### Rows from a figure dataset
##############################

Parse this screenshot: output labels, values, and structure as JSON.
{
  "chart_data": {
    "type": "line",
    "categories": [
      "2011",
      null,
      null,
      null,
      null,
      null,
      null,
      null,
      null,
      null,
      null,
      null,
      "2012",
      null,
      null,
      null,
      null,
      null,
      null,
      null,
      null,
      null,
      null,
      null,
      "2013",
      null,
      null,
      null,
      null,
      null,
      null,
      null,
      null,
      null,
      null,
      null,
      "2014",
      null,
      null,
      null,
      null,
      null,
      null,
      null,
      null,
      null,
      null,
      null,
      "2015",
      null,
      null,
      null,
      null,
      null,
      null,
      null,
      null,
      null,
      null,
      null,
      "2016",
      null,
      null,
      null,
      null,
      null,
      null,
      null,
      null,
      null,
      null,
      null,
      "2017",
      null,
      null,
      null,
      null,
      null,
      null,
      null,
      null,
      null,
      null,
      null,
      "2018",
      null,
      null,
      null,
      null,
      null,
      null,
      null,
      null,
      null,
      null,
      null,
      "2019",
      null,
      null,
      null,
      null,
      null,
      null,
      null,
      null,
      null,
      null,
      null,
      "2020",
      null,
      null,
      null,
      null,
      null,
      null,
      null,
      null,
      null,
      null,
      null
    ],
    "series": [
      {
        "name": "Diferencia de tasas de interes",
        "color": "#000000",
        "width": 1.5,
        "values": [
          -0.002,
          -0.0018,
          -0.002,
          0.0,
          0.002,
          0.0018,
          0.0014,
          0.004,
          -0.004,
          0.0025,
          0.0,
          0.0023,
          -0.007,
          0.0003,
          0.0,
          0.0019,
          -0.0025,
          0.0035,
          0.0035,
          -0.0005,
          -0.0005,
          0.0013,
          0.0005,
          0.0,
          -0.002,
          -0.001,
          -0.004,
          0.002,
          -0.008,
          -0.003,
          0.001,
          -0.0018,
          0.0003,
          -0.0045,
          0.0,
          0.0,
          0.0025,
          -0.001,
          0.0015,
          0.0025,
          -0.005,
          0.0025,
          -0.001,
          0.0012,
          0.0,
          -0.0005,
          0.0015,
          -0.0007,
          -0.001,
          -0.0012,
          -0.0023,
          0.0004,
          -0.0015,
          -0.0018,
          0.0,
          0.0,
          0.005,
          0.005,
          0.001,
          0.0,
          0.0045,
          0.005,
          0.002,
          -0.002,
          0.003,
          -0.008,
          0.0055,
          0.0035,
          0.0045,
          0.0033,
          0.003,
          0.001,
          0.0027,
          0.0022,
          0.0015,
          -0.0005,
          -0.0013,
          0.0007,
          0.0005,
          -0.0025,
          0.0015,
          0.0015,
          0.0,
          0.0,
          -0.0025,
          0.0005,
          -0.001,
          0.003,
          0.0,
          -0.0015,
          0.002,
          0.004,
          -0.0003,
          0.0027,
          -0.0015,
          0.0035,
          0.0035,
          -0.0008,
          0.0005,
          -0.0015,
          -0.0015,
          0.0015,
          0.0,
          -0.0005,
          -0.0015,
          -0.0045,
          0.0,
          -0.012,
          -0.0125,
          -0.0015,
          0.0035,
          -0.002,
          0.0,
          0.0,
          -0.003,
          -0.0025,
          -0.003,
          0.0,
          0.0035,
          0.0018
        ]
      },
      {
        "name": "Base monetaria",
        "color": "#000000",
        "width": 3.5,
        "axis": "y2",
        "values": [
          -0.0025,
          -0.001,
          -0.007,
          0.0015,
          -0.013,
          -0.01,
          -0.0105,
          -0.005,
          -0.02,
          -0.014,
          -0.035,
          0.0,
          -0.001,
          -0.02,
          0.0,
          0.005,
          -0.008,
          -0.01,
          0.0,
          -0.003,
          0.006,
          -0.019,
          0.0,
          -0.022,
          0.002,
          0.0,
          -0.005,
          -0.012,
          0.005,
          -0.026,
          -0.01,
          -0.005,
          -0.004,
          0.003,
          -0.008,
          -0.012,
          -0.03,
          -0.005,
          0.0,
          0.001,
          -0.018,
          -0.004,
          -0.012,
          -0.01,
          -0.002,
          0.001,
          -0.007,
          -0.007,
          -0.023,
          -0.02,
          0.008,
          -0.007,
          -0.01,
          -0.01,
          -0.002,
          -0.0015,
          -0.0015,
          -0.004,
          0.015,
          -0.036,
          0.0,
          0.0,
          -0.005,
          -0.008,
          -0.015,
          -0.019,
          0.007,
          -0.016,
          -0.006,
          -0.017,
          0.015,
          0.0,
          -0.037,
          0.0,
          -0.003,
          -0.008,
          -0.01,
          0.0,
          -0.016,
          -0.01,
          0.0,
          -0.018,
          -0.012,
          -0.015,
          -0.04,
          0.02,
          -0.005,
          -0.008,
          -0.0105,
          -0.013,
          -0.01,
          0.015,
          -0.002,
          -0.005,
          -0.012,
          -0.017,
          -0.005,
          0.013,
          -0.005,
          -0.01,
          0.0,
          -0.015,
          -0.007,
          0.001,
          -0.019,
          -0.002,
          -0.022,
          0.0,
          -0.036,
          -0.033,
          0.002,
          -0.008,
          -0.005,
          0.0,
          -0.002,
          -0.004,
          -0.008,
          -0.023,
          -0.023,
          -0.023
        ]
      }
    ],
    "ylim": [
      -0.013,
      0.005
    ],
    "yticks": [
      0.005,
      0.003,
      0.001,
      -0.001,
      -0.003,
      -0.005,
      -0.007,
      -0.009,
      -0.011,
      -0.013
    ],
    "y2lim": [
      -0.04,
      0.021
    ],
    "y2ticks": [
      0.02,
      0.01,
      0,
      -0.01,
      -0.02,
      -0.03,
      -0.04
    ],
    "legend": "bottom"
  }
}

##############################

### To be done
The lines above should be duplicated exactly.

### Task answer
Parse this screenshot: output labels, values, and structure as JSON.
{
  "chart_data": {
    "type": "line",
    "categories": [
      "2011",
      null,
      null,
      null,
      null,
      null,
      null,
      null,
      null,
      null,
      null,
      null,
      "2012",
      null,
      null,
      null,
      null,
      null,
      null,
      null,
      null,
      null,
      null,
      null,
      "2013",
      null,
      null,
      null,
      null,
      null,
      null,
      null,
      null,
      null,
      null,
      null,
      "2014",
      null,
      null,
      null,
      null,
      null,
      null,
      null,
      null,
      null,
      null,
      null,
      "2015",
      null,
      null,
      null,
      null,
      null,
      null,
      null,
      null,
      null,
      null,
      null,
      "2016",
      null,
      null,
      null,
      null,
      null,
      null,
      null,
      null,
      null,
      null,
      null,
      "2017",
      null,
      null,
      null,
      null,
      null,
      null,
      null,
      null,
      null,
      null,
      null,
      "2018",
      null,
      null,
      null,
      null,
      null,
      null,
      null,
      null,
      null,
      null,
      null,
      "2019",
      null,
      null,
      null,
      null,
      null,
      null,
      null,
      null,
      null,
      null,
      null,
      "2020",
      null,
      null,
      null,
      null,
      null,
      null,
      null,
      null,
      null,
      null,
      null
    ],
    "series": [
      {
        "name": "Diferencia de tasas de interes",
        "color": "#000000",
        "width": 1.5,
        "values": [
          -0.002,
          -0.0018,
          -0.002,
          0.0,
          0.002,
          0.0018,
          0.0014,
          0.004,
          -0.004,
          0.0025,
          0.0,
          0.0023,
          -0.007,
          0.0003,
          0.0,
          0.0019,
          -0.0025,
          0.0035,
          0.0035,
          -0.0005,
          -0.0005,
          0.0013,
          0.0005,
          0.0,
          -0.002,
          -0.001,
          -0.004,
          0.002,
          -0.008,
          -0.003,
          0.001,
          -0.0018,
          0.0003,
          -0.0045,
          0.0,
          0.0,
          0.0025,
          -0.001,
          0.0015,
          0.0025,
          -0.005,
          0.0025,
          -0.001,
          0.0012,
          0.0,
          -0.0005,
          0.0015,
          -0.0007,
          -0.001,
          -0.0012,
          -0.0023,
          0.0004,
          -0.0015,
          -0.0018,
          0.0,
          0.0,
          0.005,
          0.005,
          0.001,
          0.0,
          0.0045,
          0.005,
          0.002,
          -0.002,
          0.003,
          -0.008,
          0.0055,
          0.0035,
          0.0045,
          0.0033,
          0.003,
          0.001,
          0.0027,
          0.0022,
          0.0015,
          -0.0005,
          -0.0013,
          0.0007,
          0.0005,
          -0.0025,
          0.0015,
          0.0015,
          0.0,
          0.0,
          -0.0025,
          0.0005,
          -0.001,
          0.003,
          0.0,
          -0.0015,
          0.002,
          0.004,
          -0.0003,
          0.0027,
          -0.0015,
          0.0035,
          0.0035,
          -0.0008,
          0.0005,
          -0.0015,
          -0.0015,
          0.0015,
          0.0,
          -0.0005,
          -0.0015,
          -0.0045,
          0.0,
          -0.012,
          -0.0125,
          -0.0015,
          0.0035,
          -0.002,
          0.0,
          0.0,
          -0.003,
          -0.0025,
          -0.003,
          0.0,
          0.0035,
          0.0018
        ]
      },
      {
        "name": "Base monetaria",
        "color": "#000000",
        "width": 3.5,
        "axis": "y2",
        "values": [
          -0.0025,
          -0.001,
          -0.007,
          0.0015,
          -0.013,
          -0.01,
          -0.0105,
          -0.005,
          -0.02,
          -0.014,
          -0.035,
          0.0,
          -0.001,
          -0.02,
          0.0,
          0.005,
          -0.008,
          -0.01,
          0.0,
          -0.003,
          0.006,
          -0.019,
          0.0,
          -0.022,
          0.002,
          0.0,
          -0.005,
          -0.012,
          0.005,
          -0.026,
          -0.01,
          -0.005,
          -0.004,
          0.003,
          -0.008,
          -0.012,
          -0.03,
          -0.005,
          0.0,
          0.001,
          -0.018,
          -0.004,
          -0.012,
          -0.01,
          -0.002,
          0.001,
          -0.007,
          -0.007,
          -0.023,
          -0.02,
          0.008,
          -0.007,
          -0.01,
          -0.01,
          -0.002,
          -0.0015,
          -0.0015,
          -0.004,
          0.015,
          -0.036,
          0.0,
          0.0,
          -0.005,
          -0.008,
          -0.015,
          -0.019,
          0.007,
          -0.016,
          -0.006,
          -0.017,
          0.015,
          0.0,
          -0.037,
          0.0,
          -0.003,
          -0.008,
          -0.01,
          0.0,
          -0.016,
          -0.01,
          0.0,
          -0.018,
          -0.012,
          -0.015,
          -0.04,
          0.02,
          -0.005,
          -0.008,
          -0.0105,
          -0.013,
          -0.01,
          0.015,
          -0.002,
          -0.005,
          -0.012,
          -0.017,
          -0.005,
          0.013,
          -0.005,
          -0.01,
          0.0,
          -0.015,
          -0.007,
          0.001,
          -0.019,
          -0.002,
          -0.022,
          0.0,
          -0.036,
          -0.033,
          0.002,
          -0.008,
          -0.005,
          0.0,
          -0.002,
          -0.004,
          -0.008,
          -0.023,
          -0.023,
          -0.023
        ]
      }
    ],
    "ylim": [
      -0.013,
      0.005
    ],
    "yticks": [
      0.005,
      0.003,
      0.001,
      -0.001,
      -0.003,
      -0.005,
      -0.007,
      -0.009,
      -0.011,
      -0.013
    ],
    "y2lim": [
      -0.04,
      0.021
    ],
    "y2ticks": [
      0.02,
      0.01,
      0,
      -0.01,
      -0.02,
      -0.03,
      -0.04
    ],
    "legend": "bottom"
  }
}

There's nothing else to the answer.